■ **THE PROBLEM**
Repeat the records in full and exactly, omitting pictures.

■ **ROWS**
------------------------------------
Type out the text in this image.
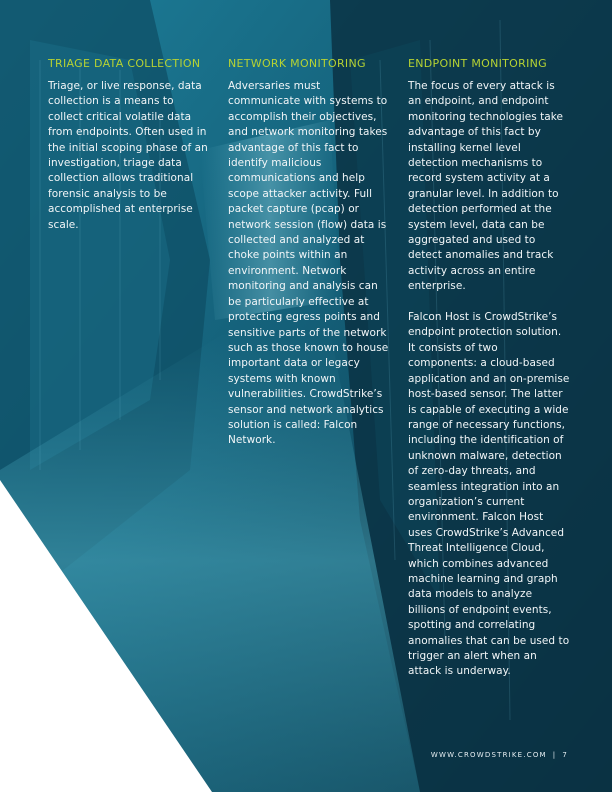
TRIAGE DATA COLLECTION

Triage, or live response, data collection is a means to collect critical volatile data from endpoints. Often used in the initial scoping phase of an investigation, triage data collection allows traditional forensic analysis to be accomplished at enterprise scale.

NETWORK MONITORING

Adversaries must communicate with systems to accomplish their objectives, and network monitoring takes advantage of this fact to identify malicious communications and help scope attacker activity. Full packet capture (pcap) or network session (flow) data is collected and analyzed at choke points within an environment. Network monitoring and analysis can be particularly effective at protecting egress points and sensitive parts of the network such as those known to house important data or legacy systems with known vulnerabilities. CrowdStrike’s sensor and network analytics solution is called: Falcon Network.

ENDPOINT MONITORING

The focus of every attack is an endpoint, and endpoint monitoring technologies take advantage of this fact by installing kernel level detection mechanisms to record system activity at a granular level. In addition to detection performed at the system level, data can be aggregated and used to detect anomalies and track activity across an entire enterprise.

Falcon Host is CrowdStrike’s endpoint protection solution. It consists of two components: a cloud-based application and an on-premise host-based sensor. The latter is capable of executing a wide range of necessary functions, including the identification of unknown malware, detection of zero-day threats, and seamless integration into an organization’s current environment. Falcon Host uses CrowdStrike’s Advanced Threat Intelligence Cloud, which combines advanced machine learning and graph data models to analyze billions of endpoint events, spotting and correlating anomalies that can be used to trigger an alert when an attack is underway.

WWW.CROWDSTRIKE.COM | 7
------------------------------------
■ **EXERCISE RESULT**
Type out the text in this image.
TRIAGE DATA COLLECTION

Triage, or live response, data collection is a means to collect critical volatile data from endpoints. Often used in the initial scoping phase of an investigation, triage data collection allows traditional forensic analysis to be accomplished at enterprise scale.

NETWORK MONITORING

Adversaries must communicate with systems to accomplish their objectives, and network monitoring takes advantage of this fact to identify malicious communications and help scope attacker activity. Full packet capture (pcap) or network session (flow) data is collected and analyzed at choke points within an environment. Network monitoring and analysis can be particularly effective at protecting egress points and sensitive parts of the network such as those known to house important data or legacy systems with known vulnerabilities. CrowdStrike’s sensor and network analytics solution is called: Falcon Network.

ENDPOINT MONITORING

The focus of every attack is an endpoint, and endpoint monitoring technologies take advantage of this fact by installing kernel level detection mechanisms to record system activity at a granular level. In addition to detection performed at the system level, data can be aggregated and used to detect anomalies and track activity across an entire enterprise.

Falcon Host is CrowdStrike’s endpoint protection solution. It consists of two components: a cloud-based application and an on-premise host-based sensor. The latter is capable of executing a wide range of necessary functions, including the identification of unknown malware, detection of zero-day threats, and seamless integration into an organization’s current environment. Falcon Host uses CrowdStrike’s Advanced Threat Intelligence Cloud, which combines advanced machine learning and graph data models to analyze billions of endpoint events, spotting and correlating anomalies that can be used to trigger an alert when an attack is underway.

WWW.CROWDSTRIKE.COM | 7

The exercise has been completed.